-- START OF Rows --

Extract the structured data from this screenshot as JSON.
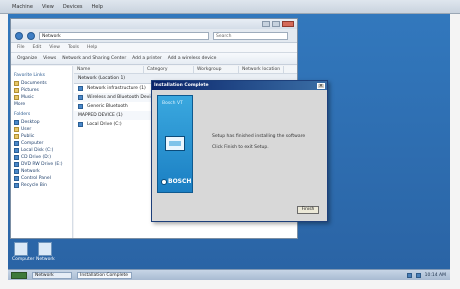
{
  "viewer": {
    "menu": [
      "Machine",
      "View",
      "Devices",
      "Help"
    ]
  },
  "explorer": {
    "address": "Network",
    "search_placeholder": "Search",
    "menu": [
      "File",
      "Edit",
      "View",
      "Tools",
      "Help"
    ],
    "toolbar": [
      "Organize",
      "Views",
      "Network and Sharing Center",
      "Add a printer",
      "Add a wireless device"
    ],
    "sidebar_favorites_title": "Favorite Links",
    "sidebar_favorites": [
      "Documents",
      "Pictures",
      "Music",
      "More"
    ],
    "sidebar_folders_title": "Folders",
    "sidebar_folders": [
      "Desktop",
      "User",
      "Public",
      "Computer",
      "Local Disk (C:)",
      "CD Drive (D:)",
      "DVD RW Drive (E:)",
      "Network",
      "Control Panel",
      "Recycle Bin"
    ],
    "columns": [
      "Name",
      "Category",
      "Workgroup",
      "Network location"
    ],
    "tab_label": "Network (Location 1)",
    "rows": [
      "Network infrastructure (1)",
      "Wireless and Bluetooth Devices",
      "Generic Bluetooth",
      "MAPPED DEVICE (1)",
      "Local Drive (C:)"
    ]
  },
  "dialog": {
    "title": "Installation Complete",
    "banner_text": "Bosch VT",
    "brand": "BOSCH",
    "body_lines": [
      "Setup has finished installing the software",
      "Click Finish to exit Setup."
    ],
    "button_label": "Finish",
    "close_glyph": "×"
  },
  "desktop_icons": [
    {
      "label": "Computer"
    },
    {
      "label": "Network"
    }
  ],
  "taskbar": {
    "task_label": "Network",
    "active_label": "Installation Complete",
    "clock": "10:14 AM"
  }
}
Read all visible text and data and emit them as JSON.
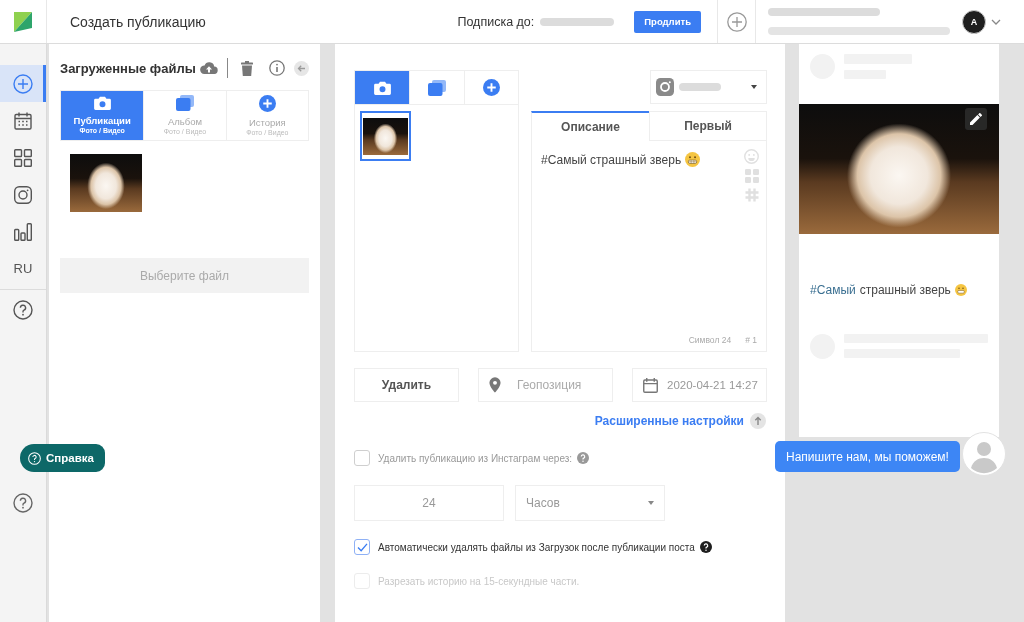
{
  "topbar": {
    "title": "Создать публикацию",
    "subscription_label": "Подписка до:",
    "renew_button": "Продлить",
    "avatar_letter": "A"
  },
  "sidebar": {
    "items": [
      {
        "kind": "add",
        "selected": true
      },
      {
        "kind": "calendar",
        "selected": false
      },
      {
        "kind": "grid",
        "selected": false
      },
      {
        "kind": "instagram",
        "selected": false
      },
      {
        "kind": "stats",
        "selected": false
      },
      {
        "kind": "language",
        "label": "RU",
        "selected": false
      },
      {
        "kind": "help",
        "selected": false
      }
    ]
  },
  "uploads": {
    "title": "Загруженные файлы",
    "tabs": [
      {
        "kind": "photo",
        "label": "Публикации",
        "sublabel": "Фото / Видео",
        "selected": true
      },
      {
        "kind": "album",
        "label": "Альбом",
        "sublabel": "Фото / Видео",
        "selected": false
      },
      {
        "kind": "story",
        "label": "История",
        "sublabel": "Фото / Видео",
        "selected": false
      }
    ],
    "choose_button": "Выберите файл"
  },
  "editor": {
    "media_tabs": [
      {
        "kind": "photo",
        "selected": true
      },
      {
        "kind": "album",
        "selected": false
      },
      {
        "kind": "story",
        "selected": false
      }
    ],
    "media_items": [
      {
        "selected": true
      }
    ],
    "caption_tabs": [
      {
        "label": "Описание",
        "selected": true
      },
      {
        "label": "Первый",
        "selected": false
      }
    ],
    "caption_text": "#Самый страшный зверь",
    "char_count": "Символ 24",
    "hashtag_count": "# 1",
    "delete_button": "Удалить",
    "location": {
      "placeholder": "Геопозиция"
    },
    "date": {
      "value": "2020-04-21 14:27"
    },
    "advanced_link": "Расширенные настройки",
    "options": [
      {
        "label": "Удалить публикацию из Инстаграм через:",
        "checked": false,
        "disabled": false,
        "help": true,
        "hours": {
          "value": "24"
        },
        "unit": {
          "value": "Часов"
        }
      },
      {
        "label": "Автоматически удалять файлы из Загрузок после публикации поста",
        "checked": true,
        "disabled": false,
        "help": true
      },
      {
        "label": "Разрезать историю на 15-секундные части.",
        "checked": false,
        "disabled": true,
        "help": false
      }
    ]
  },
  "preview": {
    "hashtag": "#Самый",
    "caption": "страшный зверь"
  },
  "help_widget": {
    "label": "Справка"
  },
  "chat": {
    "message": "Напишите нам, мы поможем!"
  }
}
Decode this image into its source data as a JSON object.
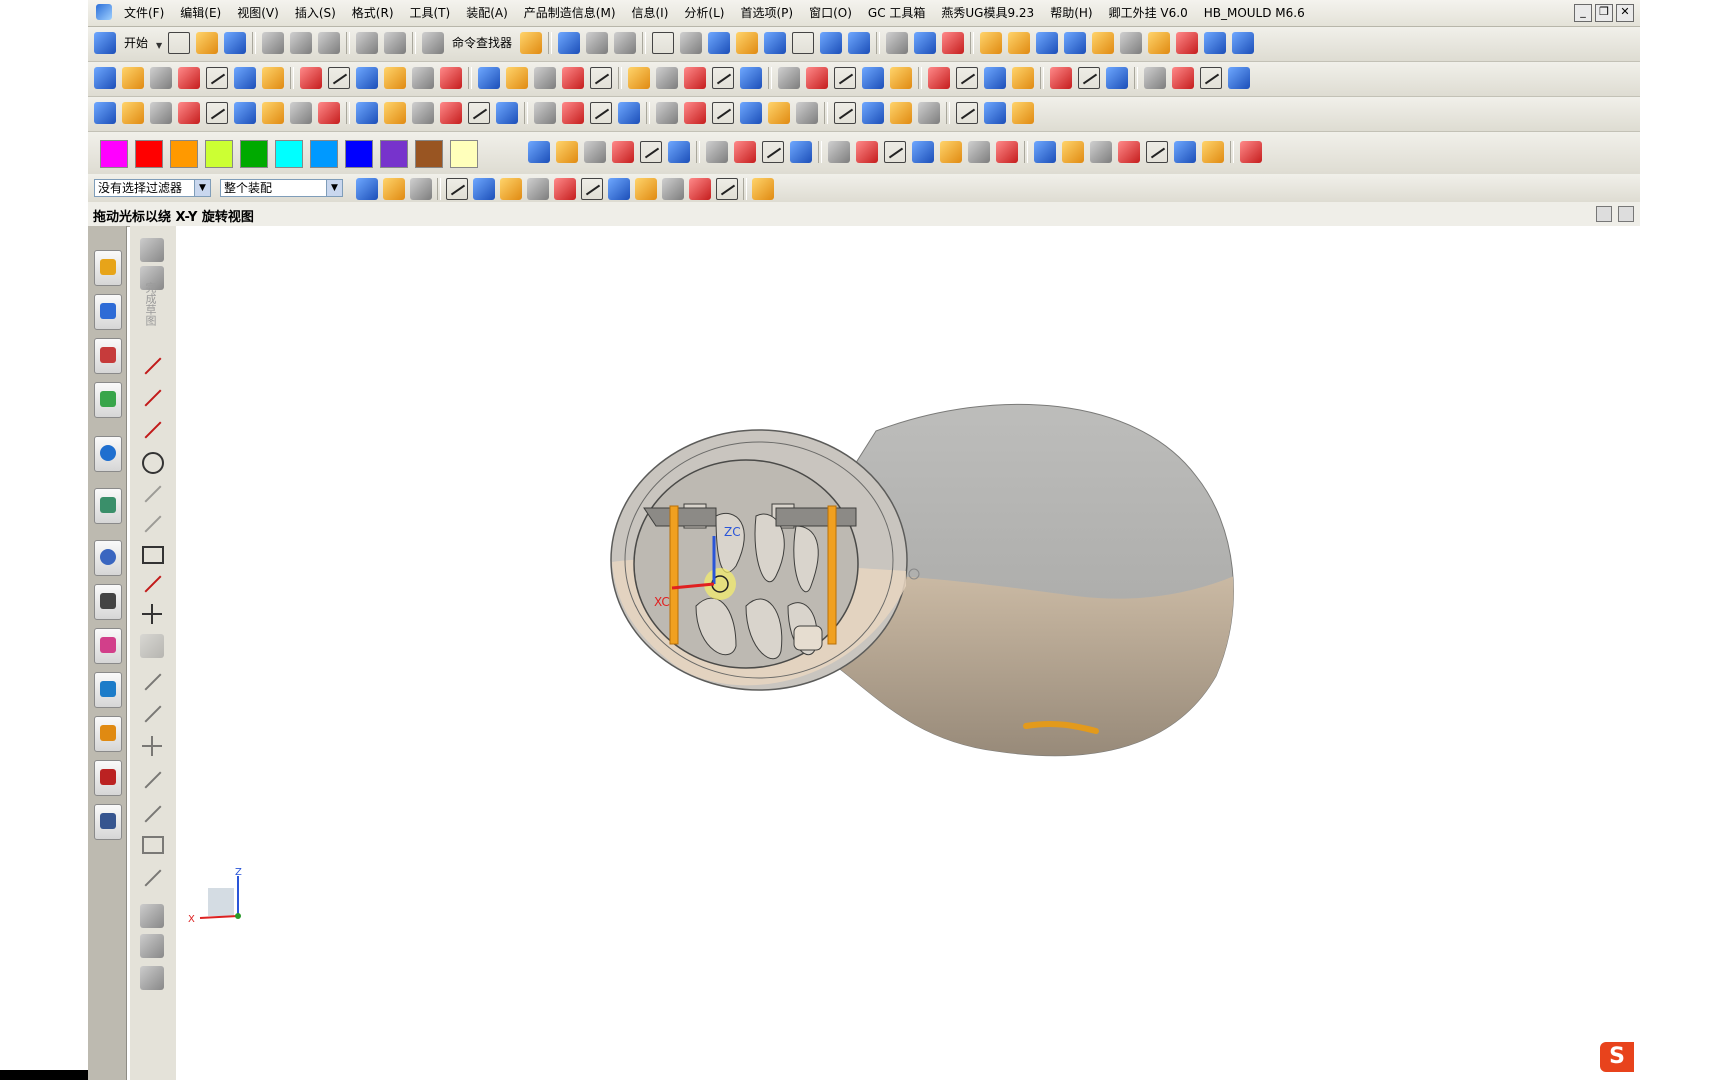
{
  "menubar": {
    "items": [
      "文件(F)",
      "编辑(E)",
      "视图(V)",
      "插入(S)",
      "格式(R)",
      "工具(T)",
      "装配(A)",
      "产品制造信息(M)",
      "信息(I)",
      "分析(L)",
      "首选项(P)",
      "窗口(O)",
      "GC 工具箱",
      "燕秀UG模具9.23",
      "帮助(H)",
      "卿工外挂 V6.0",
      "HB_MOULD M6.6"
    ]
  },
  "window_controls": [
    "_",
    "❐",
    "✕"
  ],
  "toolbar1": {
    "start_label": "开始",
    "command_finder_label": "命令查找器"
  },
  "selection_bar": {
    "filter_value": "没有选择过滤器",
    "scope_value": "整个装配"
  },
  "cue_line": {
    "text": "拖动光标以绕 X-Y 旋转视图"
  },
  "vertical_toolbar": {
    "finish_sketch_label": "完成草图"
  },
  "graphics": {
    "axis_labels": {
      "zc": "ZC",
      "xc": "XC"
    },
    "triad_labels": {
      "x": "X",
      "z": "Z"
    }
  },
  "colors": {
    "swatches": [
      "#ff00ff",
      "#ff0000",
      "#ff9900",
      "#ccff33",
      "#00aa00",
      "#00ffff",
      "#0099ff",
      "#0000ff",
      "#7733cc",
      "#995522",
      "#ffffbb"
    ],
    "model_grey": "#a9a9a7",
    "model_tan": "#c8b6a0",
    "accent_orange": "#f0a020"
  },
  "watermark_letter": "S"
}
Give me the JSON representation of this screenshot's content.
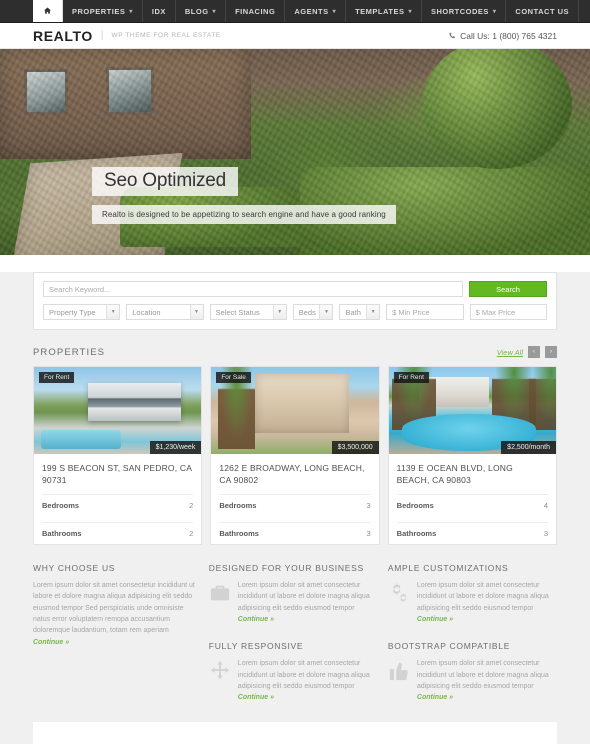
{
  "nav": {
    "home_icon": "home-icon",
    "items": [
      {
        "label": "PROPERTIES",
        "caret": true
      },
      {
        "label": "IDX",
        "caret": false
      },
      {
        "label": "BLOG",
        "caret": true
      },
      {
        "label": "FINACING",
        "caret": false
      },
      {
        "label": "AGENTS",
        "caret": true
      },
      {
        "label": "TEMPLATES",
        "caret": true
      },
      {
        "label": "SHORTCODES",
        "caret": true
      },
      {
        "label": "CONTACT US",
        "caret": false
      }
    ]
  },
  "header": {
    "logo": "REALTO",
    "separator": "|",
    "tagline": "WP THEME FOR REAL ESTATE",
    "phone_icon": "phone-icon",
    "phone": "Call Us: 1 (800) 765 4321"
  },
  "hero": {
    "title": "Seo Optimized",
    "subtitle": "Realto is designed to be appetizing to search engine and have a good ranking"
  },
  "search": {
    "keyword_placeholder": "Search Keyword...",
    "submit_label": "Search",
    "property_type": "Property Type",
    "location": "Location",
    "status": "Select Status",
    "beds": "Beds",
    "baths": "Bath",
    "min_price": "$ Min Price",
    "max_price": "$ Max Price"
  },
  "properties_section": {
    "title": "PROPERTIES",
    "view_all": "View All",
    "prev": "‹",
    "next": "›"
  },
  "properties": [
    {
      "badge": "For Rent",
      "price": "$1,230/week",
      "address": "199 S BEACON ST, SAN PEDRO, CA 90731",
      "bedrooms_label": "Bedrooms",
      "bedrooms": "2",
      "bathrooms_label": "Bathrooms",
      "bathrooms": "2"
    },
    {
      "badge": "For Sale",
      "price": "$3,500,000",
      "address": "1262 E BROADWAY, LONG BEACH, CA 90802",
      "bedrooms_label": "Bedrooms",
      "bedrooms": "3",
      "bathrooms_label": "Bathrooms",
      "bathrooms": "3"
    },
    {
      "badge": "For Rent",
      "price": "$2,500/month",
      "address": "1139 E OCEAN BLVD, LONG BEACH, CA 90803",
      "bedrooms_label": "Bedrooms",
      "bedrooms": "4",
      "bathrooms_label": "Bathrooms",
      "bathrooms": "3"
    }
  ],
  "features": {
    "why": {
      "title": "WHY CHOOSE US",
      "text": "Lorem ipsum dolor sit amet consectetur incididunt ut labore et dolore magna aliqua adipisicing elit seddo eiusmod tempor Sed perspiciatis unde omnisiste natus error voluptatem remopa accusantium doloremque laudantium, totam rem aperiam ",
      "continue": "Continue »"
    },
    "business": {
      "title": "DESIGNED FOR YOUR BUSINESS",
      "icon": "briefcase-icon",
      "text": "Lorem ipsum dolor sit amet consectetur incididunt ut labore et dolore magna aliqua adipisicing elit seddo eiusmod tempor ",
      "continue": "Continue »"
    },
    "responsive": {
      "title": "FULLY RESPONSIVE",
      "icon": "arrows-move-icon",
      "text": "Lorem ipsum dolor sit amet consectetur incididunt ut labore et dolore magna aliqua adipisicing elit seddo eiusmod tempor ",
      "continue": "Continue »"
    },
    "customizations": {
      "title": "AMPLE CUSTOMIZATIONS",
      "icon": "gears-icon",
      "text": "Lorem ipsum dolor sit amet consectetur incididunt ut labore et dolore magna aliqua adipisicing elit seddo eiusmod tempor ",
      "continue": "Continue »"
    },
    "bootstrap": {
      "title": "BOOTSTRAP COMPATIBLE",
      "icon": "thumbs-up-icon",
      "text": "Lorem ipsum dolor sit amet consectetur incididunt ut labore et dolore magna aliqua adipisicing elit seddo eiusmod tempor ",
      "continue": "Continue »"
    }
  },
  "colors": {
    "accent_green": "#7ab648",
    "button_green": "#62b921",
    "nav_dark": "#2e2e2e",
    "page_bg": "#f0f0f0"
  }
}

-- END OF Rows --

# Your goal
Show the lines from the data above that contain the string "phone".

# Reply to the exercise
    "phone_icon": "phone-icon",
    "phone": "Call Us: 1 (800) 765 4321"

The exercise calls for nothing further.